• **Exercise**
Work out how many lines in the entries contain the string "Read", and give nothing but that number.
+--
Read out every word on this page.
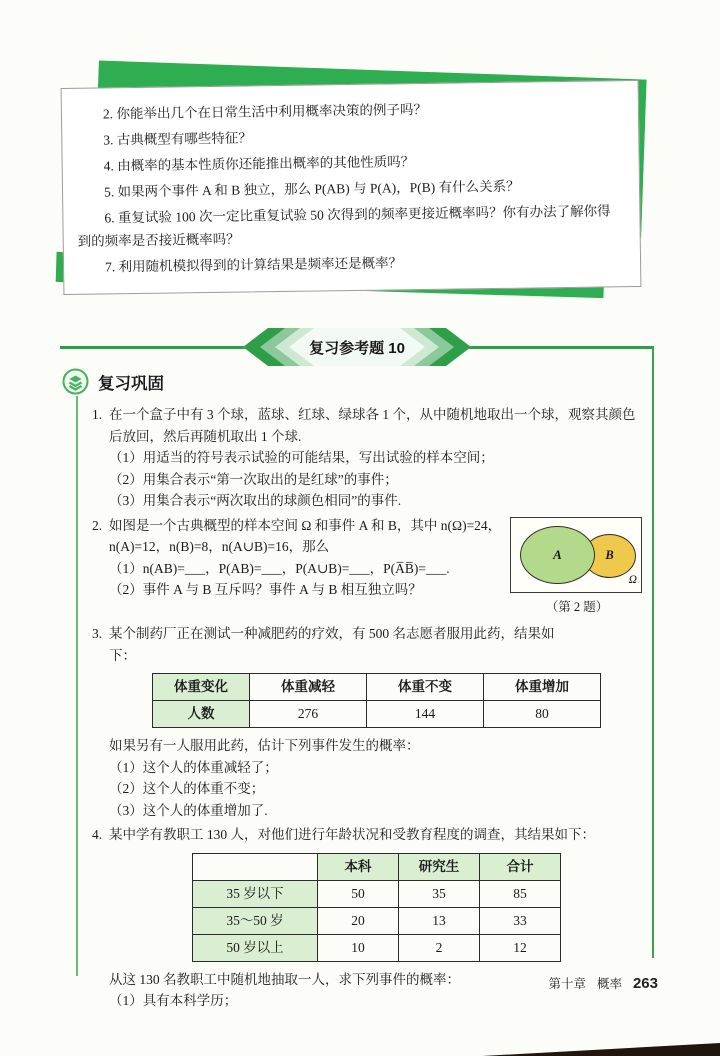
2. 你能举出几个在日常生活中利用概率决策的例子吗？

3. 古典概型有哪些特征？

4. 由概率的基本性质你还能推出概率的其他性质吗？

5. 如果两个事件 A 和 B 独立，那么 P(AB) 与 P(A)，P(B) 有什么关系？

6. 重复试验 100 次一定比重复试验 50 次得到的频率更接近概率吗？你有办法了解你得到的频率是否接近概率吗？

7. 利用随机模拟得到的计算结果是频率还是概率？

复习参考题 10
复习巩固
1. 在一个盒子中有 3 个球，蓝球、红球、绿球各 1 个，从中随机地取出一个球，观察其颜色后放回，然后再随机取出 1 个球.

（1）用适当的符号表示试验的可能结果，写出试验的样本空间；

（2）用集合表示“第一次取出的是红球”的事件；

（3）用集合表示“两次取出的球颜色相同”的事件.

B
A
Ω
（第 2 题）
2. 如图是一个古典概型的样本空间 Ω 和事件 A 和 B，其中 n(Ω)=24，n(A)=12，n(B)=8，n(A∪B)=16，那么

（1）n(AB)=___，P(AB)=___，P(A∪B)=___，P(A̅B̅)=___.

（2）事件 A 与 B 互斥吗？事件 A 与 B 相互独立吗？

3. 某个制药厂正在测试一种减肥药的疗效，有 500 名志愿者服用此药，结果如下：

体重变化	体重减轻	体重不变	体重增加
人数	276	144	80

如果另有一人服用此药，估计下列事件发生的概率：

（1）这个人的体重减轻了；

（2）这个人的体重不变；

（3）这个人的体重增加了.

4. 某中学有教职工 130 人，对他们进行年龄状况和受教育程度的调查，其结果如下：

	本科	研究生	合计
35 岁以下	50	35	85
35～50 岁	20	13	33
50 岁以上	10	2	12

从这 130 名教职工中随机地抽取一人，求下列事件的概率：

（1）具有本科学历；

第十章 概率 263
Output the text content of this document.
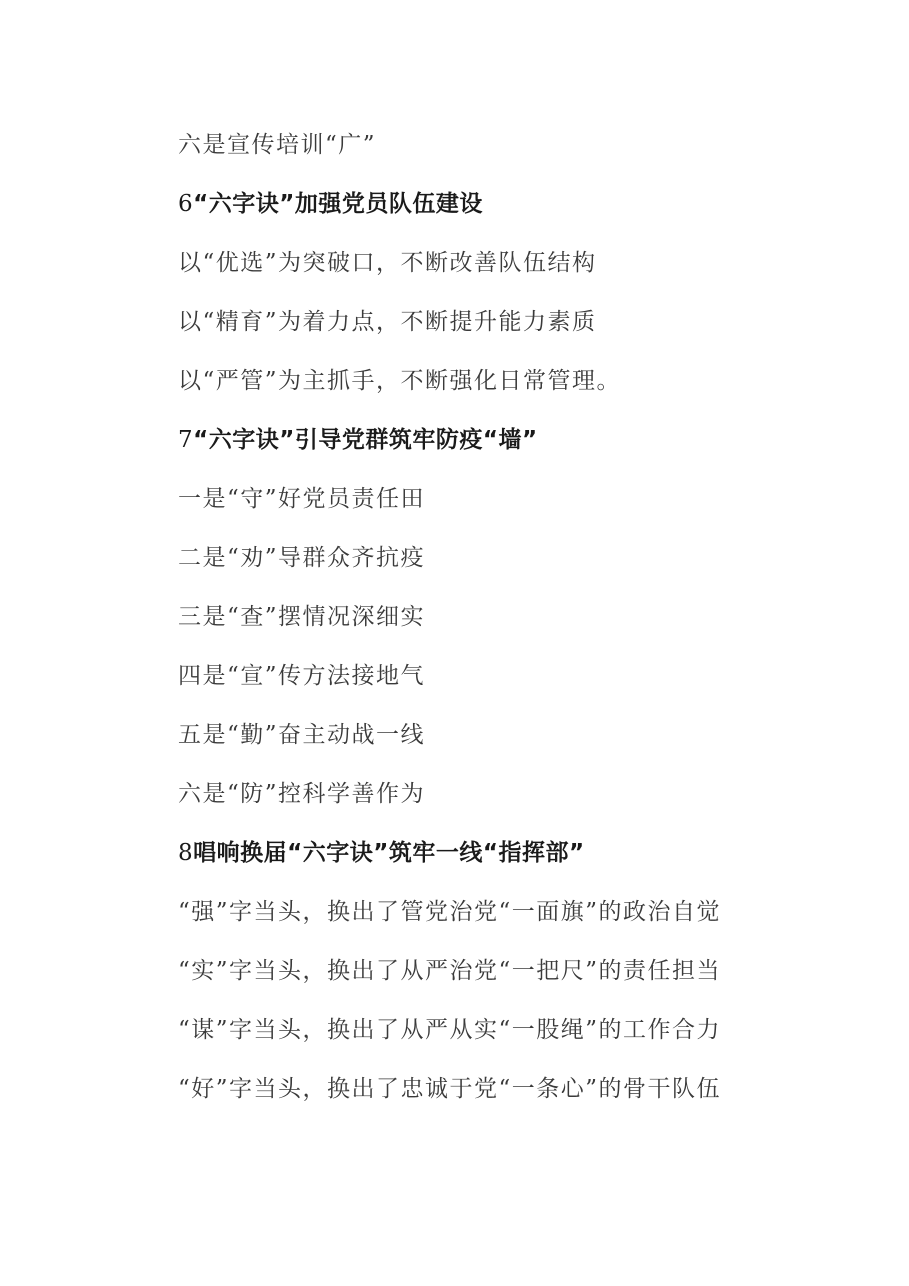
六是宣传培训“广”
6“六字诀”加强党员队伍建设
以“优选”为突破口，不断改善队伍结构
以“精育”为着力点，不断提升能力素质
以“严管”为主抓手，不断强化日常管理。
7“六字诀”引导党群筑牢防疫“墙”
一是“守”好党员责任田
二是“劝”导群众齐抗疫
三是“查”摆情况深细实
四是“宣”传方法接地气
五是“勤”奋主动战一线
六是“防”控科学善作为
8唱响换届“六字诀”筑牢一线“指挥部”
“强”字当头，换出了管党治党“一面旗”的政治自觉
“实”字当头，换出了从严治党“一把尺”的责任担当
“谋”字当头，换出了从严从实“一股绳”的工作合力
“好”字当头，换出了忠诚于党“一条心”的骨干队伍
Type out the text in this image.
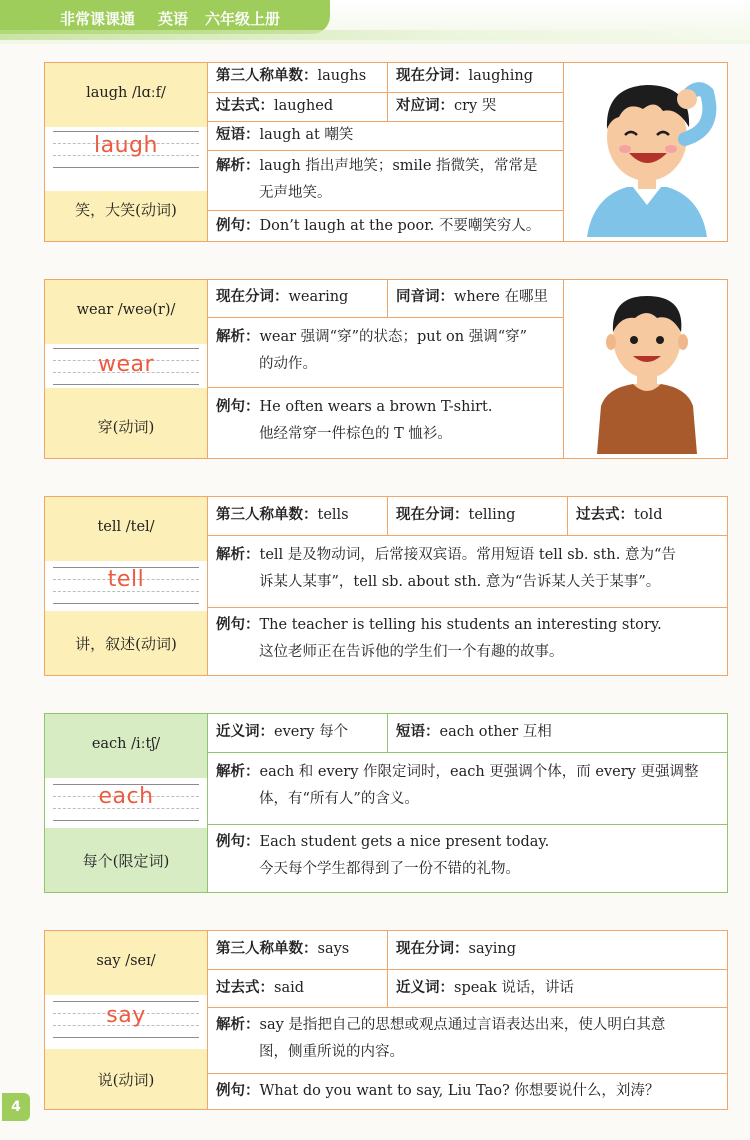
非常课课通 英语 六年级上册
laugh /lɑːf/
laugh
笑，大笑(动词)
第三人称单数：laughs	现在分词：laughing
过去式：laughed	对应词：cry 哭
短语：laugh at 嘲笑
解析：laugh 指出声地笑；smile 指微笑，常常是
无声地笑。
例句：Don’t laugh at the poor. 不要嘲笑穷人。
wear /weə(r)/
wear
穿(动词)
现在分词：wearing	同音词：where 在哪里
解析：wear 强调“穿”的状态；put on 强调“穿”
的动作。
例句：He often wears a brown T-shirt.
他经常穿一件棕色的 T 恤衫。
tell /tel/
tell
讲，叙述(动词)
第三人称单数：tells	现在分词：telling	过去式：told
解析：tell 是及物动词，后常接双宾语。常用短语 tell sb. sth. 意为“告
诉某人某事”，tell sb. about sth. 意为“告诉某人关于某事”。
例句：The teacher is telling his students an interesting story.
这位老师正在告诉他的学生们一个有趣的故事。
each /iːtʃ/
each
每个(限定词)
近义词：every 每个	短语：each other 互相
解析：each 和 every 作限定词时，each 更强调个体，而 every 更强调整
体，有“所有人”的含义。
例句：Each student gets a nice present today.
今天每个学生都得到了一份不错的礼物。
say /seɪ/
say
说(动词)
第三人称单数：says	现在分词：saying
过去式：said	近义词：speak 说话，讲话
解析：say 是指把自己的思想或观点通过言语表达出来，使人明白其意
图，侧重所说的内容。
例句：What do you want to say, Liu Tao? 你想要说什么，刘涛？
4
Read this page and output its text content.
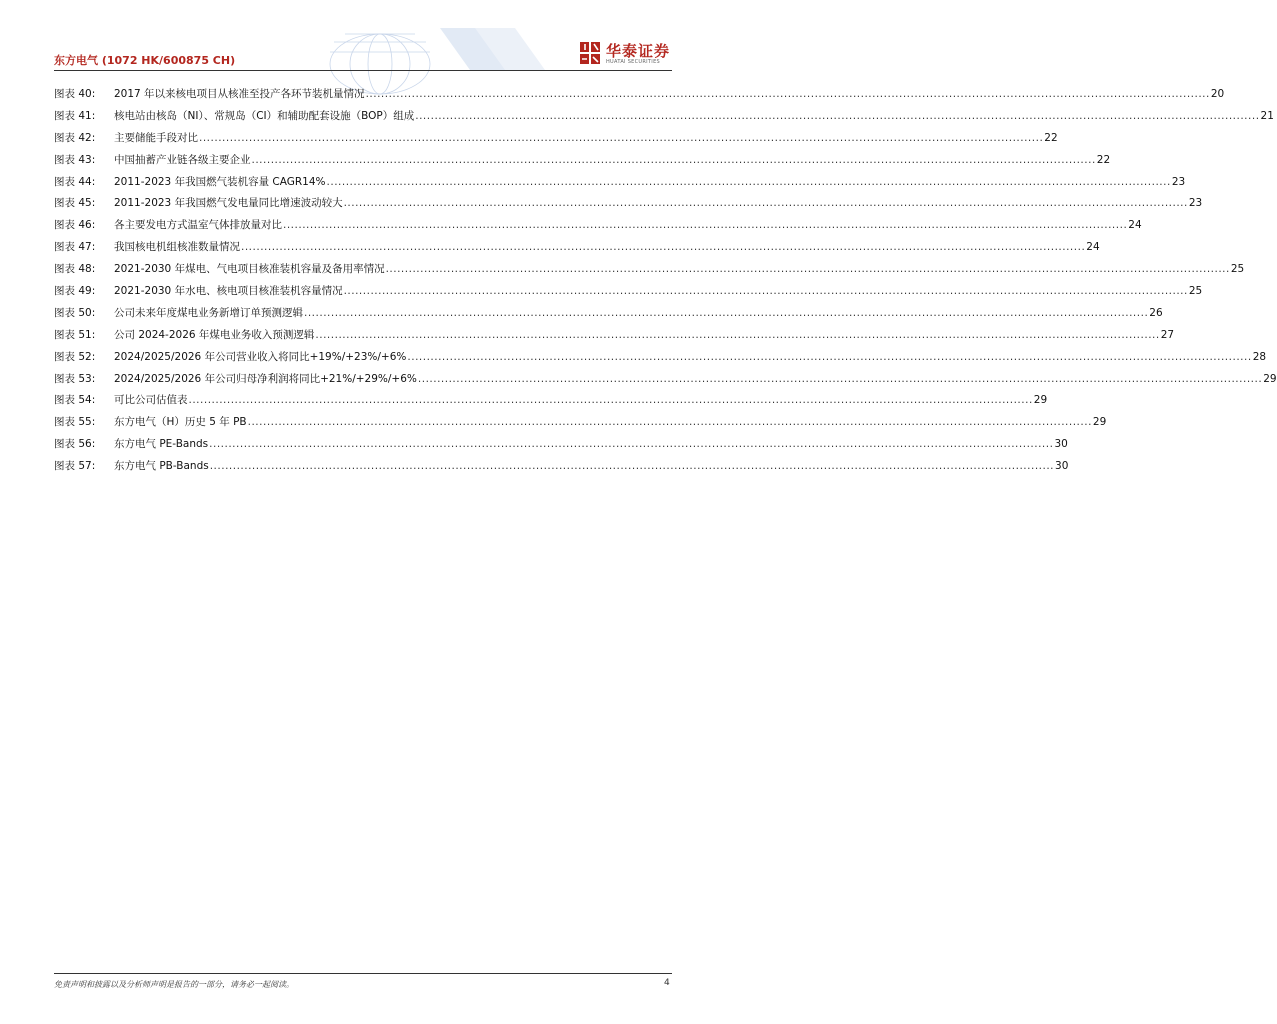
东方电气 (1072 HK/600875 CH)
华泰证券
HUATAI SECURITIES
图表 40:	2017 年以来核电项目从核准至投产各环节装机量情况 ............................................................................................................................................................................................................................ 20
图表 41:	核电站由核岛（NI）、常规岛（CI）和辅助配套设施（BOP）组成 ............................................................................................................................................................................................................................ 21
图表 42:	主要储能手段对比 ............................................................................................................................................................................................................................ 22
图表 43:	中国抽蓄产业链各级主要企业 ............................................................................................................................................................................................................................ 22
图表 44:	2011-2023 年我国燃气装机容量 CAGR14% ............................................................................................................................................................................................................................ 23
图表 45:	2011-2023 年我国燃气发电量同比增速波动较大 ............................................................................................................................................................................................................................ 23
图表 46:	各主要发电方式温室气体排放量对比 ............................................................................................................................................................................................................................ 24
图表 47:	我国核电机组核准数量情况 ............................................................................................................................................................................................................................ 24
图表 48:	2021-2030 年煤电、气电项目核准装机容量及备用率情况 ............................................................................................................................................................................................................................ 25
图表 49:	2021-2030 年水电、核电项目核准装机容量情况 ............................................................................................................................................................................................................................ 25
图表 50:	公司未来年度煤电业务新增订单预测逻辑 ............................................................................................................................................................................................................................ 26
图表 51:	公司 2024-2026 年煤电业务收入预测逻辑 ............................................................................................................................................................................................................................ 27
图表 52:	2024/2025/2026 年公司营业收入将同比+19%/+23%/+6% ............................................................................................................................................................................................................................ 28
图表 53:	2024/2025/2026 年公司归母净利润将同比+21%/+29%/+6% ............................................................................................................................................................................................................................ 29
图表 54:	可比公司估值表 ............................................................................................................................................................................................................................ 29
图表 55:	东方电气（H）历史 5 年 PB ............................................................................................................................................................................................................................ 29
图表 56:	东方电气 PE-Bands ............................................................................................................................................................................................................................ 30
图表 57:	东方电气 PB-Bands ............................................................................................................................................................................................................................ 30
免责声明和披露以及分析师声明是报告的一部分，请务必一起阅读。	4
+--
• **Output below**
2